**Directive:** Pull out from the material below all lines with "向学生进行爱我校园".

*** Listing ***

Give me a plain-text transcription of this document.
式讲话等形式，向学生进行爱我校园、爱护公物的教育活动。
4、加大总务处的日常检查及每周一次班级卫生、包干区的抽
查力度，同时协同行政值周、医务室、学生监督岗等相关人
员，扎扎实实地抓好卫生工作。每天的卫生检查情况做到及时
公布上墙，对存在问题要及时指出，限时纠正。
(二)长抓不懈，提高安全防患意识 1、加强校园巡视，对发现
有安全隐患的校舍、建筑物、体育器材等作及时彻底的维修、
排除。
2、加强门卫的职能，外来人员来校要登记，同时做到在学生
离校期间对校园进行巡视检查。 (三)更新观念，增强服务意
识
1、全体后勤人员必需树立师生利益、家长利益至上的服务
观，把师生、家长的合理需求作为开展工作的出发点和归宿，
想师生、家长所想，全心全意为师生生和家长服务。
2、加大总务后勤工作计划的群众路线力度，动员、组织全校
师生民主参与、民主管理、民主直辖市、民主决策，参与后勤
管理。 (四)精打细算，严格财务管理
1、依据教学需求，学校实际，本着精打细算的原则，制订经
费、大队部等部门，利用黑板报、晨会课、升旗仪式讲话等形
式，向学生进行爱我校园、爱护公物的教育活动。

***

**Final result:**
式讲话等形式，向学生进行爱我校园、爱护公物的教育活动。
式，向学生进行爱我校园、爱护公物的教育活动。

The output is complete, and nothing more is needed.